Page
※
Ron Jeffries <ronjeffries / REMOVEacm.org> wrote in message news:<A89DE76B766253AB.34293E197BFFC2CC.809AF8B964D7ECD2 / lp.airnews.net>...
> On 11 Dec 2001 06:55:24 -0800, rbinder / rbsc.com (Bob Binder) wrote:
> 
> >There is no evidence that this has (or would) have happened for an
> >actual implementation. Measuring coverage requires using a coverage
> >analyzer or equivalent instrumentation. Simply calling every method in
> >a (sub)class interface does not guarantee coverage of the statements
> >in the method implementations. Excluding toy problems, it is
> >completely impractical to attempt to assess coverage without using an
> >automated coverage analyzer.
> 
> Bob, thanks for a comprehensive report on coverage. I am a bit
> surprised, however, because you seem to  me to be (sort of) saying
> that theory says you can't accomplish what Beck actually accomplished
> in practice.

Unless you're referring to my saying that the example tests didn't get
statement coverage, I have no idea what you're talking about.  I
amended that remark in a later post (any one of the tests will get
statement coverage because the example code has no selection or
iteration.)

> 
> What seems to me to happen when one goes strictly test-first is that
> one gets very high coverage, of all branches. 

This can only happen in 3 cases: (1) you're extraordinarily lucky, (2)
you construct your tests from the code, or (3) you're dealing with
very simple code. With zero predicates in the scope of test and
no-peaking at the code, your chance of branch coverage is very good.
With 3, I'd say about 50%, with 4 or more, about 20%.

There are many published experiments and experience reports in
peer-reviewed literature showing that "black-box" only testing rarely
achieves better than 2/3s statement coverage.  For example awk
(Kernighan) and Knuth's TEX have an a extensive collection of black
box tests and downloadable source, have been in "production" for
years. The following experiment was done: the source was built with a
instrumenter and the test suites were run. Here's the coverage
obtained for these "excruciating", and "fiendishly clever" test
suites, which were the result of many years of development.

     Statement  Branch  Dataflow(1) Dataflow(2)
※
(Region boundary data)
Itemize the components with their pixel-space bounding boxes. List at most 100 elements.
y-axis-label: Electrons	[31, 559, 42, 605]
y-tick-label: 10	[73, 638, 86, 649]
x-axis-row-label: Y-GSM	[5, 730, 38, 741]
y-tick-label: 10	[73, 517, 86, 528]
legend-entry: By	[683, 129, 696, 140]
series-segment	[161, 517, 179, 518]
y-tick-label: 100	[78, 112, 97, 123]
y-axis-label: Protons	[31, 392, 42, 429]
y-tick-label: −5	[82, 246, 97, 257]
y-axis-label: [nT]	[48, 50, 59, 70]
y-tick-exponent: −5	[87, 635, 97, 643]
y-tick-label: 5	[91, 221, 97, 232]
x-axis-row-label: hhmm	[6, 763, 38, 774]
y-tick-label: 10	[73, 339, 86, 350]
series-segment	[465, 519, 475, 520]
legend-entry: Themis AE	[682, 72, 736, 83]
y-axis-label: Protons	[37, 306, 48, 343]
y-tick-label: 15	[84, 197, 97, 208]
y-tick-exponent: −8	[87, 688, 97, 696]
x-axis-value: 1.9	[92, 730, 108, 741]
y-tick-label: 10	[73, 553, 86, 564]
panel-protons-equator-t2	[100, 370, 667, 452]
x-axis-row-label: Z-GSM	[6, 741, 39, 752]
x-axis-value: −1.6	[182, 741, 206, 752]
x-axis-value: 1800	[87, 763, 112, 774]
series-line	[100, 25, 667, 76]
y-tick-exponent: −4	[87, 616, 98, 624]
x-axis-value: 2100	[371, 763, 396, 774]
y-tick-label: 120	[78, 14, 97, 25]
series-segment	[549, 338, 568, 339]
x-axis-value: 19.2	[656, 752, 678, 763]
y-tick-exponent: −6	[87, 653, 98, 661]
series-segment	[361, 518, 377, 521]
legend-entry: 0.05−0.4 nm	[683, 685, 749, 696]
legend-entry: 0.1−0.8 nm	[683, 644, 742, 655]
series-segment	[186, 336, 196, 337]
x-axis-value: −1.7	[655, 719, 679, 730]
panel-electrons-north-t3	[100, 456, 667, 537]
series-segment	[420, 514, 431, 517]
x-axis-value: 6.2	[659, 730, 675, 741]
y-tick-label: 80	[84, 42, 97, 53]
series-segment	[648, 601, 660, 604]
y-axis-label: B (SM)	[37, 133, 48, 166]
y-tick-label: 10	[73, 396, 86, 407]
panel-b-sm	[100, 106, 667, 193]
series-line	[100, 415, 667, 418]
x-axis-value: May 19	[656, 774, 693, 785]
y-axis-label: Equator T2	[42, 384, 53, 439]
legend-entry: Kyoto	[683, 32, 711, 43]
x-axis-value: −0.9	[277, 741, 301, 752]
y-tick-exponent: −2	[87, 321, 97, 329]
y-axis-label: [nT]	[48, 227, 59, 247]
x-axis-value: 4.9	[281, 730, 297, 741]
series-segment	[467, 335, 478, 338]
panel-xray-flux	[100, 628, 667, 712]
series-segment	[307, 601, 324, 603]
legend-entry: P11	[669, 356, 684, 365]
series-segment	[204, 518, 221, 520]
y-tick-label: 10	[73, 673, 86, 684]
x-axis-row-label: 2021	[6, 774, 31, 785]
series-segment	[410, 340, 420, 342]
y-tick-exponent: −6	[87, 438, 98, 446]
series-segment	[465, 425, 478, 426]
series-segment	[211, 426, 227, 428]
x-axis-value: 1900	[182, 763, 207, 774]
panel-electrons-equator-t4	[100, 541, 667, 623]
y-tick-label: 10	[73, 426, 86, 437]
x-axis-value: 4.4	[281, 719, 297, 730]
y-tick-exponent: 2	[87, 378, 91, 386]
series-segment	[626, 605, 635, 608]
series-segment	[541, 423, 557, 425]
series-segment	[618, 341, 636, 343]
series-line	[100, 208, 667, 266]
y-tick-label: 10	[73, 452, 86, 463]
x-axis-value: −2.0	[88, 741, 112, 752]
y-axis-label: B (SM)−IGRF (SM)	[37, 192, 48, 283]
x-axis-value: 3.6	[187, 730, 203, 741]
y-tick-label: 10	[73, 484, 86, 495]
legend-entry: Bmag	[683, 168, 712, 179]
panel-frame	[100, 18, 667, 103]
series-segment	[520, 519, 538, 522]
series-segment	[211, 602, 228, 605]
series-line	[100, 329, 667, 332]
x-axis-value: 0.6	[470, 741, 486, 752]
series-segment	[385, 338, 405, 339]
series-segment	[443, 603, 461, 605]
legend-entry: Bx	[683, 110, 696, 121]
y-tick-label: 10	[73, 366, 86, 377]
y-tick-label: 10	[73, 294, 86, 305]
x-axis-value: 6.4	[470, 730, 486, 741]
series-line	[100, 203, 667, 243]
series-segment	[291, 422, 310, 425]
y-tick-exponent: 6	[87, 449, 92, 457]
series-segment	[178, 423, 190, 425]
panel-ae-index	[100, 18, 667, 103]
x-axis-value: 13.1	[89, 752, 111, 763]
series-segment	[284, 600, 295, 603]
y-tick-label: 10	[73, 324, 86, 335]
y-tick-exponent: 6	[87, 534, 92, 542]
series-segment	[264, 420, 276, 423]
※
Objective 1
Reproduce the forum thread word for word, starting at "Unless you're referring" and ending at "of all branches.".
Objective 2
In the forum thread on test coverage, which two programs are cited as having extensive collections of black-box tests and downloadable source?

Full output 1
Unless you're referring to my saying that the example tests didn't get
statement coverage, I have no idea what you're talking about.  I
amended that remark in a later post (any one of the tests will get
statement coverage because the example code has no selection or
iteration.)

> 
> What seems to me to happen when one goes strictly test-first is that
> one gets very high coverage, of all branches.

Full output 2
Awk and Knuth's TEX.